[START Data listing]

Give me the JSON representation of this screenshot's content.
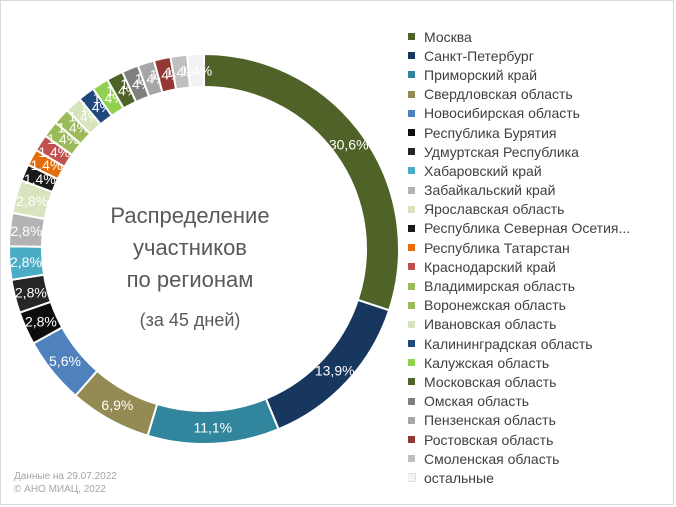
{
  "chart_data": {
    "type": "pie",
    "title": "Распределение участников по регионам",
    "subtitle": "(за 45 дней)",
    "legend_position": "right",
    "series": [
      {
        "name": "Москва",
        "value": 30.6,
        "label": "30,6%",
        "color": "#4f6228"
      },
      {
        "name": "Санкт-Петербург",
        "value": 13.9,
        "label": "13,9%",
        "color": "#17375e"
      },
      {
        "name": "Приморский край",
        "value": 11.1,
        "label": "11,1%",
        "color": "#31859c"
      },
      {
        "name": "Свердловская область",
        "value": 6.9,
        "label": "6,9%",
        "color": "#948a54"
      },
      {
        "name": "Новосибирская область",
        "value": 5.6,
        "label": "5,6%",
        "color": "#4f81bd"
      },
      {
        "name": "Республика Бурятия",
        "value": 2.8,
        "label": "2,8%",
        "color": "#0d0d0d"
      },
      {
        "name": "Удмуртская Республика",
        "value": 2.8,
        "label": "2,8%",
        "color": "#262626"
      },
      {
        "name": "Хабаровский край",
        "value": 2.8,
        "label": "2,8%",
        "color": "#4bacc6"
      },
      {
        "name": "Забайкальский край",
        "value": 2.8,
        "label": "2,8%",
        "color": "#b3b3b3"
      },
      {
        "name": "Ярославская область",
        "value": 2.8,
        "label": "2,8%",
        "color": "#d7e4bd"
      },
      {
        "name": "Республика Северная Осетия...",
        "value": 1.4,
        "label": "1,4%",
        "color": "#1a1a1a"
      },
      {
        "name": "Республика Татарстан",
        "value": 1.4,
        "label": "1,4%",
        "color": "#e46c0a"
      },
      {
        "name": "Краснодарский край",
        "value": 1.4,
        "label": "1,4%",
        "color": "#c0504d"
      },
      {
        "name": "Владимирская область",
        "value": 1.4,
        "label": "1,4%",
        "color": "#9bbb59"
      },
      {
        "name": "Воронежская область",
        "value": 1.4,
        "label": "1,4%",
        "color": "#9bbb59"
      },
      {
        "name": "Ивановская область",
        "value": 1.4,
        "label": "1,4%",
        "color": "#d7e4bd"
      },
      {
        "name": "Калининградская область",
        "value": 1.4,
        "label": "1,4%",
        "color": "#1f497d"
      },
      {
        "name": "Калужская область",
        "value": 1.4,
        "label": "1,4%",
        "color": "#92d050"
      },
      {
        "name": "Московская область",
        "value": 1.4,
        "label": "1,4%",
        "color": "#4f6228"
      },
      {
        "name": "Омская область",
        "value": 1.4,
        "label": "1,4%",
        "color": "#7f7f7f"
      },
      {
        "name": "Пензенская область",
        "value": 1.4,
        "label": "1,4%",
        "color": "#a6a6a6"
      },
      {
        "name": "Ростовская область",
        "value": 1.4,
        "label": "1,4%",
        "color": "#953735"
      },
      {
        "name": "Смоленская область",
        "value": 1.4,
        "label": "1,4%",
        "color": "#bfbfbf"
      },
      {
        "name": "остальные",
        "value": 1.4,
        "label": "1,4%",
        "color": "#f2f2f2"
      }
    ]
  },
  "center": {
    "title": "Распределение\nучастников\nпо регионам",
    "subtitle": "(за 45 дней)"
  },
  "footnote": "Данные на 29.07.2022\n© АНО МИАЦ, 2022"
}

[END Data listing]

| What to produce |
Lines that hold the word "subtitle" are the ones to return, every one of them.

| Written response |
    "subtitle": "(за 45 дней)",
    "subtitle": "(за 45 дней)"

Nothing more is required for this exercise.